* Stated goal
Write out each line from the data below that includes the word "крови".

* Record set
+---+

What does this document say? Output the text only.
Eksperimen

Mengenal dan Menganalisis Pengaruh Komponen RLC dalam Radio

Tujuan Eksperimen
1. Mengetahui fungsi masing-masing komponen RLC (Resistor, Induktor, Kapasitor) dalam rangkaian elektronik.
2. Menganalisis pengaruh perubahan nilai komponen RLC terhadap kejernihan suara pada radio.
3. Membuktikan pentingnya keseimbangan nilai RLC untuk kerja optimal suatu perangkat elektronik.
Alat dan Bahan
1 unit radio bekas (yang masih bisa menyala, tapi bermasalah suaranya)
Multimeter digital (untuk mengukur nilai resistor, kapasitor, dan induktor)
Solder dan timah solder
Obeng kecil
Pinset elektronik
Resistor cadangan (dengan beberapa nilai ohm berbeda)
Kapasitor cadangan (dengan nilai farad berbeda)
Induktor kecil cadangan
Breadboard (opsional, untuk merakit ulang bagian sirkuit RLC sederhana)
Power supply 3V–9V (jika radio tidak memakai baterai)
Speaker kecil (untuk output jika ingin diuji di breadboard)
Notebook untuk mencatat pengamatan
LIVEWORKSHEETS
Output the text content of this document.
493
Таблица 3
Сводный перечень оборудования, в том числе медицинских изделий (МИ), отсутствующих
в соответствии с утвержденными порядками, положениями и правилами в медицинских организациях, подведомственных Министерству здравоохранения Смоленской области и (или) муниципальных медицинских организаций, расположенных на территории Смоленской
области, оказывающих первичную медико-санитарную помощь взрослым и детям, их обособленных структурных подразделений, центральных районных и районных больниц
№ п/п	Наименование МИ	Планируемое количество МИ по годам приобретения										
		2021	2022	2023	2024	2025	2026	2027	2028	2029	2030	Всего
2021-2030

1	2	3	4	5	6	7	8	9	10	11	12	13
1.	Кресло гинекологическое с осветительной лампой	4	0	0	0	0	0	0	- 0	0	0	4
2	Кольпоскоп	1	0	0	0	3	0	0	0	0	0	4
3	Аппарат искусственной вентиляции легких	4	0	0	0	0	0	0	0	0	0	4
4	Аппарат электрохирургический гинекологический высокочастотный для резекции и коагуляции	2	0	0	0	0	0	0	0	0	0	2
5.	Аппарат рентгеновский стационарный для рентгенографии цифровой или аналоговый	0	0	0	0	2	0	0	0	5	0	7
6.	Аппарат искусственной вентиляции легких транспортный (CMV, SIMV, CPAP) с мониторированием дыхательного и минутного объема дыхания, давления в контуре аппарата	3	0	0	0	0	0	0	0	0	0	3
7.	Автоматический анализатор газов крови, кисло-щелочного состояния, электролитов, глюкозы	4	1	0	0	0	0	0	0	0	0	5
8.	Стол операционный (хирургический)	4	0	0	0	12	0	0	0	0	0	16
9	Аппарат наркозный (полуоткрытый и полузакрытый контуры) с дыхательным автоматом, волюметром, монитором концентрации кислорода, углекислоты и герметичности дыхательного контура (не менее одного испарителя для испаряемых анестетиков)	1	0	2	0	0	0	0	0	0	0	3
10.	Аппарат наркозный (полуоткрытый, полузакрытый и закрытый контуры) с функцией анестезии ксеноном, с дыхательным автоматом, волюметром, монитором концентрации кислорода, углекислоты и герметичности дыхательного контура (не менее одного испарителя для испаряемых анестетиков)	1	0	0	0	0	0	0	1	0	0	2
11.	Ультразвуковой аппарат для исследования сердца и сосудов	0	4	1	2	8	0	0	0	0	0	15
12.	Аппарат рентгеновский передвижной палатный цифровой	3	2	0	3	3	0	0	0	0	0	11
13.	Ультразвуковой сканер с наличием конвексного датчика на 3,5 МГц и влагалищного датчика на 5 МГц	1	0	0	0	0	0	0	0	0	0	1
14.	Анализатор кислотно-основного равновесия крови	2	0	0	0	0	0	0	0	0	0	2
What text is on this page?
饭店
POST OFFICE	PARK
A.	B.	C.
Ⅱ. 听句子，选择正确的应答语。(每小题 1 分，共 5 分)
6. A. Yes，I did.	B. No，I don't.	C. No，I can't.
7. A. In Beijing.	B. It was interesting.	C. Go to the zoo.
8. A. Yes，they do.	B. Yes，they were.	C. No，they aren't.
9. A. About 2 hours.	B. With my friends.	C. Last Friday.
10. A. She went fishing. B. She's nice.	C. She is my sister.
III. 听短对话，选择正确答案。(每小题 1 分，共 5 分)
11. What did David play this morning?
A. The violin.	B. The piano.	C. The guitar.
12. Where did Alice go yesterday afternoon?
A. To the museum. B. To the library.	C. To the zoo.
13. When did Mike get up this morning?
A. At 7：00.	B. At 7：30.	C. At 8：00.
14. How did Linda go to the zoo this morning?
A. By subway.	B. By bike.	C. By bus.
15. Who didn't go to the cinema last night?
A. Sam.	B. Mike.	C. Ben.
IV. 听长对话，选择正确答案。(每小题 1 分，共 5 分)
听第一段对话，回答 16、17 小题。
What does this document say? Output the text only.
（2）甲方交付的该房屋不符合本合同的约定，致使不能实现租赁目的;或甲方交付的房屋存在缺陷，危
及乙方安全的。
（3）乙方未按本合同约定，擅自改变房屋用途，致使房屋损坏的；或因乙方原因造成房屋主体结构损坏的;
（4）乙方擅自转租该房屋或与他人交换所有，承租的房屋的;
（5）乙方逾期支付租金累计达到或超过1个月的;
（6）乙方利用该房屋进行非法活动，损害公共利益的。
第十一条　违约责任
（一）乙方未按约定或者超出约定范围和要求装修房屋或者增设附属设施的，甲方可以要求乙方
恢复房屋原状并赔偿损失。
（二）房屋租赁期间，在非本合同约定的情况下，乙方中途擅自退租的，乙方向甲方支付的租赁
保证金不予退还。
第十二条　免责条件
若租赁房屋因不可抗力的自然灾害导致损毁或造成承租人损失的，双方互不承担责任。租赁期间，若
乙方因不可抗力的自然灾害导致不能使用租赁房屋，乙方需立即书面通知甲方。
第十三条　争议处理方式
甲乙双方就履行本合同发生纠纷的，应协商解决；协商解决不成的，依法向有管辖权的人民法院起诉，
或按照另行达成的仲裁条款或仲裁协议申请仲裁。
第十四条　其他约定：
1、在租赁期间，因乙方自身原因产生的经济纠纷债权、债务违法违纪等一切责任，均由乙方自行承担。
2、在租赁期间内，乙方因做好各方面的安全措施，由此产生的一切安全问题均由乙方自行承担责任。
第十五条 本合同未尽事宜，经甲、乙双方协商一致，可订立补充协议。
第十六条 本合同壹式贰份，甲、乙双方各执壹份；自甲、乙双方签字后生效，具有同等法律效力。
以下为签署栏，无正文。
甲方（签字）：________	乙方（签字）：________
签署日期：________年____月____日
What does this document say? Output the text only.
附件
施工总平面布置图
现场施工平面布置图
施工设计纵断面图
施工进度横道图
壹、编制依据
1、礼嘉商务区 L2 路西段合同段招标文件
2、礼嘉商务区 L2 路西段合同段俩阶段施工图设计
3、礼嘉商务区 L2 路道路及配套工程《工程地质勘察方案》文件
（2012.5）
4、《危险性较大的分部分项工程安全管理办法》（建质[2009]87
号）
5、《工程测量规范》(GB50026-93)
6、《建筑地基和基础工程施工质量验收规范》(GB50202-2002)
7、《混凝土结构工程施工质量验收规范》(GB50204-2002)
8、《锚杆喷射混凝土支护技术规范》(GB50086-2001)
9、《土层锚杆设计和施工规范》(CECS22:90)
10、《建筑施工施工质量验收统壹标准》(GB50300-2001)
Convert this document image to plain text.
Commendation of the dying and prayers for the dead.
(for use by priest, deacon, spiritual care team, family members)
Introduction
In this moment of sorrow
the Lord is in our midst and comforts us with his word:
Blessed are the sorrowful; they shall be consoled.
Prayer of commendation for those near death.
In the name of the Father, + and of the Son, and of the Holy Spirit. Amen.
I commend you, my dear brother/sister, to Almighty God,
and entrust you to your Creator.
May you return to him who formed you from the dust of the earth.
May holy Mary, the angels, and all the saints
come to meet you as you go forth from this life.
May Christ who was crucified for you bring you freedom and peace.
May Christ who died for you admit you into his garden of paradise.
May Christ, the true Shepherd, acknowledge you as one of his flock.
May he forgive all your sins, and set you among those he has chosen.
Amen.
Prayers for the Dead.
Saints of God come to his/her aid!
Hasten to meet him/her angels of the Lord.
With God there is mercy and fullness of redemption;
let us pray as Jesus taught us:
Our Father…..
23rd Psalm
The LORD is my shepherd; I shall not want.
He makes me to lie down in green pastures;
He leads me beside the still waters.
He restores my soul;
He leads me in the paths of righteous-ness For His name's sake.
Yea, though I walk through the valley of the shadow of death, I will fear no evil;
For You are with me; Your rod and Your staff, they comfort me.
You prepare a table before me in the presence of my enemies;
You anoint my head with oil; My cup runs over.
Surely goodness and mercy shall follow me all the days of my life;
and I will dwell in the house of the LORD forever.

+---+

* Exercise response
7.	Автоматический анализатор газов крови, кисло-щелочного состояния, электролитов, глюкозы	4	1	0	0	0	0	0	0	0	0	5
14.	Анализатор кислотно-основного равновесия крови	2	0	0	0	0	0	0	0	0	0	2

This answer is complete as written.